• [Available records]:
************

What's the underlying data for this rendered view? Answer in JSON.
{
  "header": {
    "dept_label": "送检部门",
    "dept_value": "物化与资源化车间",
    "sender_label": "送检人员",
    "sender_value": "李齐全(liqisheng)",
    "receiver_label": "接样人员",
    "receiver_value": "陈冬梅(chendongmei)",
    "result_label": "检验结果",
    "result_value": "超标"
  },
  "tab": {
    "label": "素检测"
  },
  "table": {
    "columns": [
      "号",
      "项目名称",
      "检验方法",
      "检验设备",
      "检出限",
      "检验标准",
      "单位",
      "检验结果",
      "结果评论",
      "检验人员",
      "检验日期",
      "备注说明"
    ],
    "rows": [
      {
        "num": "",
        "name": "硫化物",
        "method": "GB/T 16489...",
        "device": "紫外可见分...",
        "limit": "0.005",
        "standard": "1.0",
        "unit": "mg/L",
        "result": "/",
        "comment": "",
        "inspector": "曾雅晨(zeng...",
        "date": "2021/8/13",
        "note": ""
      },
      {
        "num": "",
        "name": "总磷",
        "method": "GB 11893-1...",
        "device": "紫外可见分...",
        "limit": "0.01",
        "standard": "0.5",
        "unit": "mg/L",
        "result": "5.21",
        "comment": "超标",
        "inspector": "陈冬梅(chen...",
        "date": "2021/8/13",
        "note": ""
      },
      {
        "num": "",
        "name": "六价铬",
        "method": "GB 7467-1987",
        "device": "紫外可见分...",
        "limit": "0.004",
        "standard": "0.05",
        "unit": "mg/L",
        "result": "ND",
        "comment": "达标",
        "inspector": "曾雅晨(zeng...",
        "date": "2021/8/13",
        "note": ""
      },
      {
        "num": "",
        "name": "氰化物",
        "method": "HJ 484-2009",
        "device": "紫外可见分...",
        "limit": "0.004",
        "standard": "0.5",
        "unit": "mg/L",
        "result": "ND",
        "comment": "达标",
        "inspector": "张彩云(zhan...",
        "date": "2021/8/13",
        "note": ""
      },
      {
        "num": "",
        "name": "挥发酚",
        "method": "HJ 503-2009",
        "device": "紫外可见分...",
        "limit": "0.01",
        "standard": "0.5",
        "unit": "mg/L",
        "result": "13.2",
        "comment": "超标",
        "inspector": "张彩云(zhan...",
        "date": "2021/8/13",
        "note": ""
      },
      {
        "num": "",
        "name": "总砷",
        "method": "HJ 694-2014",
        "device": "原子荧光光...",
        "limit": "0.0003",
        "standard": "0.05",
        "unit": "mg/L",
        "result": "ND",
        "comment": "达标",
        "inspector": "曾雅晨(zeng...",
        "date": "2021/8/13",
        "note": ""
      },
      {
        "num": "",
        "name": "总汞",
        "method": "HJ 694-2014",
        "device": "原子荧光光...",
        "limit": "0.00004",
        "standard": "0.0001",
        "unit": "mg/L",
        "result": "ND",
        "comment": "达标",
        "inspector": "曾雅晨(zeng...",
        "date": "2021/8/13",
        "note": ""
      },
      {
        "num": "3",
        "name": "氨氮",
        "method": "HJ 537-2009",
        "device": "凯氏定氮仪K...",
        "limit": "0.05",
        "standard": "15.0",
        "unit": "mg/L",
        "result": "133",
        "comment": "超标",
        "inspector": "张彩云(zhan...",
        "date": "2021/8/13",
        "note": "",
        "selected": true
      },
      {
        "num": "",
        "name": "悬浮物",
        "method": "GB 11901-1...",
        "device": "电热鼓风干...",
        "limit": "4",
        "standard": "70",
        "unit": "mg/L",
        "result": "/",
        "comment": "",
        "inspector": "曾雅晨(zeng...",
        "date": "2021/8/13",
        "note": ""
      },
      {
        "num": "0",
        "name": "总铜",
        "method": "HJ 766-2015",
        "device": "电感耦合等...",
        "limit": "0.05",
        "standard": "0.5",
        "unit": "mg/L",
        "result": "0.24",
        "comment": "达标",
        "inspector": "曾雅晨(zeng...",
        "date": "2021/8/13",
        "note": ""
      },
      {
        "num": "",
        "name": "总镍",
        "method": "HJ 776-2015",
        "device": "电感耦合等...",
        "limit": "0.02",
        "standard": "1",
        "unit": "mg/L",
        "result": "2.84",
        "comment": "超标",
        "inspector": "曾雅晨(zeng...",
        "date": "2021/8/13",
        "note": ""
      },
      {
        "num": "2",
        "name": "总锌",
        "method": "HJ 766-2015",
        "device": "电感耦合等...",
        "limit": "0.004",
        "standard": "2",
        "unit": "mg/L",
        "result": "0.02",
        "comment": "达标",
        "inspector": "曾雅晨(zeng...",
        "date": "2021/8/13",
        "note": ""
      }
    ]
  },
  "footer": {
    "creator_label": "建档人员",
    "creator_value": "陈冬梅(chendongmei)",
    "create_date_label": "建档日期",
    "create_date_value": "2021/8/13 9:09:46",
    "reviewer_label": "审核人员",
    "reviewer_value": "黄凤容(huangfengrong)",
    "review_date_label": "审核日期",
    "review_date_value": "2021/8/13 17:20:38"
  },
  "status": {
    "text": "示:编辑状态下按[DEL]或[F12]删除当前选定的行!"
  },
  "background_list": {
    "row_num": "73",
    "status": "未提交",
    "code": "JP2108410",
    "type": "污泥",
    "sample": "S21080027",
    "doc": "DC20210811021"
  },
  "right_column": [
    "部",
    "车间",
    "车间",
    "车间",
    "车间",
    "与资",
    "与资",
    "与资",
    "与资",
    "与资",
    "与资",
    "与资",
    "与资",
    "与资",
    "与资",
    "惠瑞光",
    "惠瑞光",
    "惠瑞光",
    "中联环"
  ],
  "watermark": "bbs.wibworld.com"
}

************

Output all of the data again. Match it exactly.

What's the underlying data for this rendered view? Answer in JSON.
{
  "header": {
    "dept_label": "送检部门",
    "dept_value": "物化与资源化车间",
    "sender_label": "送检人员",
    "sender_value": "李齐全(liqisheng)",
    "receiver_label": "接样人员",
    "receiver_value": "陈冬梅(chendongmei)",
    "result_label": "检验结果",
    "result_value": "超标"
  },
  "tab": {
    "label": "素检测"
  },
  "table": {
    "columns": [
      "号",
      "项目名称",
      "检验方法",
      "检验设备",
      "检出限",
      "检验标准",
      "单位",
      "检验结果",
      "结果评论",
      "检验人员",
      "检验日期",
      "备注说明"
    ],
    "rows": [
      {
        "num": "",
        "name": "硫化物",
        "method": "GB/T 16489...",
        "device": "紫外可见分...",
        "limit": "0.005",
        "standard": "1.0",
        "unit": "mg/L",
        "result": "/",
        "comment": "",
        "inspector": "曾雅晨(zeng...",
        "date": "2021/8/13",
        "note": ""
      },
      {
        "num": "",
        "name": "总磷",
        "method": "GB 11893-1...",
        "device": "紫外可见分...",
        "limit": "0.01",
        "standard": "0.5",
        "unit": "mg/L",
        "result": "5.21",
        "comment": "超标",
        "inspector": "陈冬梅(chen...",
        "date": "2021/8/13",
        "note": ""
      },
      {
        "num": "",
        "name": "六价铬",
        "method": "GB 7467-1987",
        "device": "紫外可见分...",
        "limit": "0.004",
        "standard": "0.05",
        "unit": "mg/L",
        "result": "ND",
        "comment": "达标",
        "inspector": "曾雅晨(zeng...",
        "date": "2021/8/13",
        "note": ""
      },
      {
        "num": "",
        "name": "氰化物",
        "method": "HJ 484-2009",
        "device": "紫外可见分...",
        "limit": "0.004",
        "standard": "0.5",
        "unit": "mg/L",
        "result": "ND",
        "comment": "达标",
        "inspector": "张彩云(zhan...",
        "date": "2021/8/13",
        "note": ""
      },
      {
        "num": "",
        "name": "挥发酚",
        "method": "HJ 503-2009",
        "device": "紫外可见分...",
        "limit": "0.01",
        "standard": "0.5",
        "unit": "mg/L",
        "result": "13.2",
        "comment": "超标",
        "inspector": "张彩云(zhan...",
        "date": "2021/8/13",
        "note": ""
      },
      {
        "num": "",
        "name": "总砷",
        "method": "HJ 694-2014",
        "device": "原子荧光光...",
        "limit": "0.0003",
        "standard": "0.05",
        "unit": "mg/L",
        "result": "ND",
        "comment": "达标",
        "inspector": "曾雅晨(zeng...",
        "date": "2021/8/13",
        "note": ""
      },
      {
        "num": "",
        "name": "总汞",
        "method": "HJ 694-2014",
        "device": "原子荧光光...",
        "limit": "0.00004",
        "standard": "0.0001",
        "unit": "mg/L",
        "result": "ND",
        "comment": "达标",
        "inspector": "曾雅晨(zeng...",
        "date": "2021/8/13",
        "note": ""
      },
      {
        "num": "3",
        "name": "氨氮",
        "method": "HJ 537-2009",
        "device": "凯氏定氮仪K...",
        "limit": "0.05",
        "standard": "15.0",
        "unit": "mg/L",
        "result": "133",
        "comment": "超标",
        "inspector": "张彩云(zhan...",
        "date": "2021/8/13",
        "note": "",
        "selected": true
      },
      {
        "num": "",
        "name": "悬浮物",
        "method": "GB 11901-1...",
        "device": "电热鼓风干...",
        "limit": "4",
        "standard": "70",
        "unit": "mg/L",
        "result": "/",
        "comment": "",
        "inspector": "曾雅晨(zeng...",
        "date": "2021/8/13",
        "note": ""
      },
      {
        "num": "0",
        "name": "总铜",
        "method": "HJ 766-2015",
        "device": "电感耦合等...",
        "limit": "0.05",
        "standard": "0.5",
        "unit": "mg/L",
        "result": "0.24",
        "comment": "达标",
        "inspector": "曾雅晨(zeng...",
        "date": "2021/8/13",
        "note": ""
      },
      {
        "num": "",
        "name": "总镍",
        "method": "HJ 776-2015",
        "device": "电感耦合等...",
        "limit": "0.02",
        "standard": "1",
        "unit": "mg/L",
        "result": "2.84",
        "comment": "超标",
        "inspector": "曾雅晨(zeng...",
        "date": "2021/8/13",
        "note": ""
      },
      {
        "num": "2",
        "name": "总锌",
        "method": "HJ 766-2015",
        "device": "电感耦合等...",
        "limit": "0.004",
        "standard": "2",
        "unit": "mg/L",
        "result": "0.02",
        "comment": "达标",
        "inspector": "曾雅晨(zeng...",
        "date": "2021/8/13",
        "note": ""
      }
    ]
  },
  "footer": {
    "creator_label": "建档人员",
    "creator_value": "陈冬梅(chendongmei)",
    "create_date_label": "建档日期",
    "create_date_value": "2021/8/13 9:09:46",
    "reviewer_label": "审核人员",
    "reviewer_value": "黄凤容(huangfengrong)",
    "review_date_label": "审核日期",
    "review_date_value": "2021/8/13 17:20:38"
  },
  "status": {
    "text": "示:编辑状态下按[DEL]或[F12]删除当前选定的行!"
  },
  "background_list": {
    "row_num": "73",
    "status": "未提交",
    "code": "JP2108410",
    "type": "污泥",
    "sample": "S21080027",
    "doc": "DC20210811021"
  },
  "right_column": [
    "部",
    "车间",
    "车间",
    "车间",
    "车间",
    "与资",
    "与资",
    "与资",
    "与资",
    "与资",
    "与资",
    "与资",
    "与资",
    "与资",
    "与资",
    "惠瑞光",
    "惠瑞光",
    "惠瑞光",
    "中联环"
  ],
  "watermark": "bbs.wibworld.com"
}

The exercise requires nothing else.